(Dataset items)
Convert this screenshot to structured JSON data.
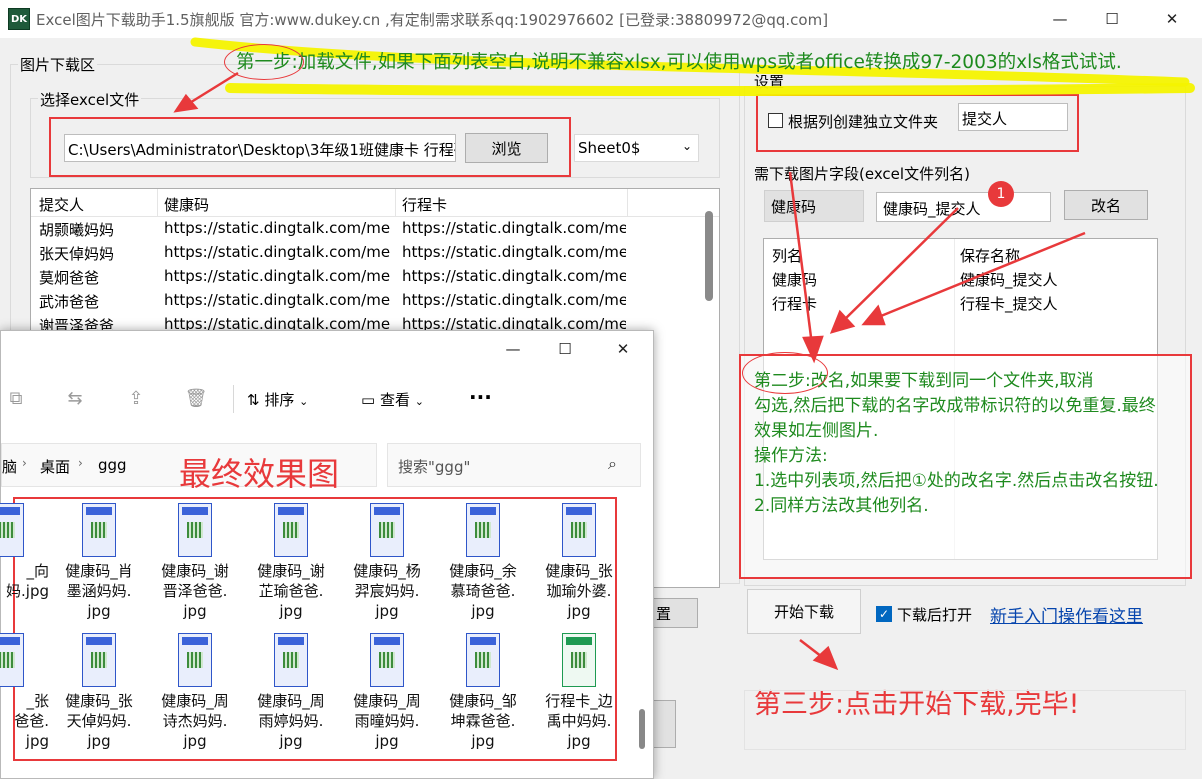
{
  "window": {
    "title": "Excel图片下载助手1.5旗舰版 官方:www.dukey.cn ,有定制需求联系qq:1902976602  [已登录:38809972@qq.com]",
    "icon_text": "DK",
    "minimize": "—",
    "maximize": "☐",
    "close": "✕"
  },
  "download_area": {
    "label": "图片下载区",
    "select_file_label": "选择excel文件",
    "file_path": "C:\\Users\\Administrator\\Desktop\\3年级1班健康卡 行程码.xlsx",
    "browse_label": "浏览",
    "sheet_value": "Sheet0$",
    "table": {
      "headers": [
        "提交人",
        "健康码",
        "行程卡"
      ],
      "rows": [
        [
          "胡颢曦妈妈",
          "https://static.dingtalk.com/medi...",
          "https://static.dingtalk.com/med..."
        ],
        [
          "张天倬妈妈",
          "https://static.dingtalk.com/medi...",
          "https://static.dingtalk.com/med..."
        ],
        [
          "莫炯爸爸",
          "https://static.dingtalk.com/medi...",
          "https://static.dingtalk.com/med..."
        ],
        [
          "武沛爸爸",
          "https://static.dingtalk.com/medi...",
          "https://static.dingtalk.com/med..."
        ],
        [
          "谢晋泽爸爸",
          "https://static.dingtalk.com/medi...",
          "https://static.dingtalk.com/med..."
        ]
      ]
    },
    "hidden_button_partial": "置"
  },
  "settings": {
    "label": "设置",
    "checkbox_label": "根据列创建独立文件夹",
    "folder_column": "提交人",
    "fields_label": "需下载图片字段(excel文件列名)",
    "field_name": "健康码",
    "rename_value": "健康码_提交人",
    "rename_label": "改名",
    "badge": "1",
    "list_headers": [
      "列名",
      "保存名称"
    ],
    "list_rows": [
      [
        "健康码",
        "健康码_提交人"
      ],
      [
        "行程卡",
        "行程卡_提交人"
      ]
    ],
    "start_label": "开始下载",
    "open_after_label": "下载后打开",
    "tutorial_link": "新手入门操作看这里"
  },
  "annotations": {
    "step1": "第一步:加载文件,如果下面列表空白,说明不兼容xlsx,可以使用wps或者office转换成97-2003的xls格式试试.",
    "step2": "第二步:改名,如果要下载到同一个文件夹,取消\n勾选,然后把下载的名字改成带标识符的以免重复.最终\n效果如左侧图片.\n操作方法:\n1.选中列表项,然后把①处的改名字.然后点击改名按钮.\n2.同样方法改其他列名.",
    "step3": "第三步:点击开始下载,完毕!",
    "final_result": "最终效果图"
  },
  "explorer": {
    "minimize": "—",
    "maximize": "☐",
    "close": "✕",
    "sort_label": "排序",
    "view_label": "查看",
    "more": "···",
    "breadcrumb": [
      "脑",
      "桌面",
      "ggg"
    ],
    "search_placeholder": "搜索\"ggg\"",
    "files": [
      [
        "_向",
        "妈.jpg"
      ],
      [
        "健康码_肖",
        "墨涵妈妈.",
        "jpg"
      ],
      [
        "健康码_谢",
        "晋泽爸爸.",
        "jpg"
      ],
      [
        "健康码_谢",
        "芷瑜爸爸.",
        "jpg"
      ],
      [
        "健康码_杨",
        "羿宸妈妈.",
        "jpg"
      ],
      [
        "健康码_余",
        "慕琦爸爸.",
        "jpg"
      ],
      [
        "健康码_张",
        "珈瑜外婆.",
        "jpg"
      ],
      [
        "_张",
        "爸爸.",
        "jpg"
      ],
      [
        "健康码_张",
        "天倬妈妈.",
        "jpg"
      ],
      [
        "健康码_周",
        "诗杰妈妈.",
        "jpg"
      ],
      [
        "健康码_周",
        "雨婷妈妈.",
        "jpg"
      ],
      [
        "健康码_周",
        "雨曈妈妈.",
        "jpg"
      ],
      [
        "健康码_邹",
        "坤霖爸爸.",
        "jpg"
      ],
      [
        "行程卡_边",
        "禹中妈妈.",
        "jpg"
      ]
    ]
  },
  "colors": {
    "annotation_red": "#e8393b",
    "annotation_green": "#1e8a1e",
    "highlight_yellow": "#f4f300",
    "link_blue": "#0645ad"
  }
}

:: What you will do ::
Your task is to return the entries above exactly, with no pictures.

:: Exercise answer ::
Convert this screenshot to structured JSON data.
{
  "window": {
    "title": "Excel图片下载助手1.5旗舰版 官方:www.dukey.cn ,有定制需求联系qq:1902976602  [已登录:38809972@qq.com]",
    "icon_text": "DK",
    "minimize": "—",
    "maximize": "☐",
    "close": "✕"
  },
  "download_area": {
    "label": "图片下载区",
    "select_file_label": "选择excel文件",
    "file_path": "C:\\Users\\Administrator\\Desktop\\3年级1班健康卡 行程码.xlsx",
    "browse_label": "浏览",
    "sheet_value": "Sheet0$",
    "table": {
      "headers": [
        "提交人",
        "健康码",
        "行程卡"
      ],
      "rows": [
        [
          "胡颢曦妈妈",
          "https://static.dingtalk.com/medi...",
          "https://static.dingtalk.com/med..."
        ],
        [
          "张天倬妈妈",
          "https://static.dingtalk.com/medi...",
          "https://static.dingtalk.com/med..."
        ],
        [
          "莫炯爸爸",
          "https://static.dingtalk.com/medi...",
          "https://static.dingtalk.com/med..."
        ],
        [
          "武沛爸爸",
          "https://static.dingtalk.com/medi...",
          "https://static.dingtalk.com/med..."
        ],
        [
          "谢晋泽爸爸",
          "https://static.dingtalk.com/medi...",
          "https://static.dingtalk.com/med..."
        ]
      ]
    },
    "hidden_button_partial": "置"
  },
  "settings": {
    "label": "设置",
    "checkbox_label": "根据列创建独立文件夹",
    "folder_column": "提交人",
    "fields_label": "需下载图片字段(excel文件列名)",
    "field_name": "健康码",
    "rename_value": "健康码_提交人",
    "rename_label": "改名",
    "badge": "1",
    "list_headers": [
      "列名",
      "保存名称"
    ],
    "list_rows": [
      [
        "健康码",
        "健康码_提交人"
      ],
      [
        "行程卡",
        "行程卡_提交人"
      ]
    ],
    "start_label": "开始下载",
    "open_after_label": "下载后打开",
    "tutorial_link": "新手入门操作看这里"
  },
  "annotations": {
    "step1": "第一步:加载文件,如果下面列表空白,说明不兼容xlsx,可以使用wps或者office转换成97-2003的xls格式试试.",
    "step2": "第二步:改名,如果要下载到同一个文件夹,取消\n勾选,然后把下载的名字改成带标识符的以免重复.最终\n效果如左侧图片.\n操作方法:\n1.选中列表项,然后把①处的改名字.然后点击改名按钮.\n2.同样方法改其他列名.",
    "step3": "第三步:点击开始下载,完毕!",
    "final_result": "最终效果图"
  },
  "explorer": {
    "minimize": "—",
    "maximize": "☐",
    "close": "✕",
    "sort_label": "排序",
    "view_label": "查看",
    "more": "···",
    "breadcrumb": [
      "脑",
      "桌面",
      "ggg"
    ],
    "search_placeholder": "搜索\"ggg\"",
    "files": [
      [
        "_向",
        "妈.jpg"
      ],
      [
        "健康码_肖",
        "墨涵妈妈.",
        "jpg"
      ],
      [
        "健康码_谢",
        "晋泽爸爸.",
        "jpg"
      ],
      [
        "健康码_谢",
        "芷瑜爸爸.",
        "jpg"
      ],
      [
        "健康码_杨",
        "羿宸妈妈.",
        "jpg"
      ],
      [
        "健康码_余",
        "慕琦爸爸.",
        "jpg"
      ],
      [
        "健康码_张",
        "珈瑜外婆.",
        "jpg"
      ],
      [
        "_张",
        "爸爸.",
        "jpg"
      ],
      [
        "健康码_张",
        "天倬妈妈.",
        "jpg"
      ],
      [
        "健康码_周",
        "诗杰妈妈.",
        "jpg"
      ],
      [
        "健康码_周",
        "雨婷妈妈.",
        "jpg"
      ],
      [
        "健康码_周",
        "雨曈妈妈.",
        "jpg"
      ],
      [
        "健康码_邹",
        "坤霖爸爸.",
        "jpg"
      ],
      [
        "行程卡_边",
        "禹中妈妈.",
        "jpg"
      ]
    ]
  },
  "colors": {
    "annotation_red": "#e8393b",
    "annotation_green": "#1e8a1e",
    "highlight_yellow": "#f4f300",
    "link_blue": "#0645ad"
  }
}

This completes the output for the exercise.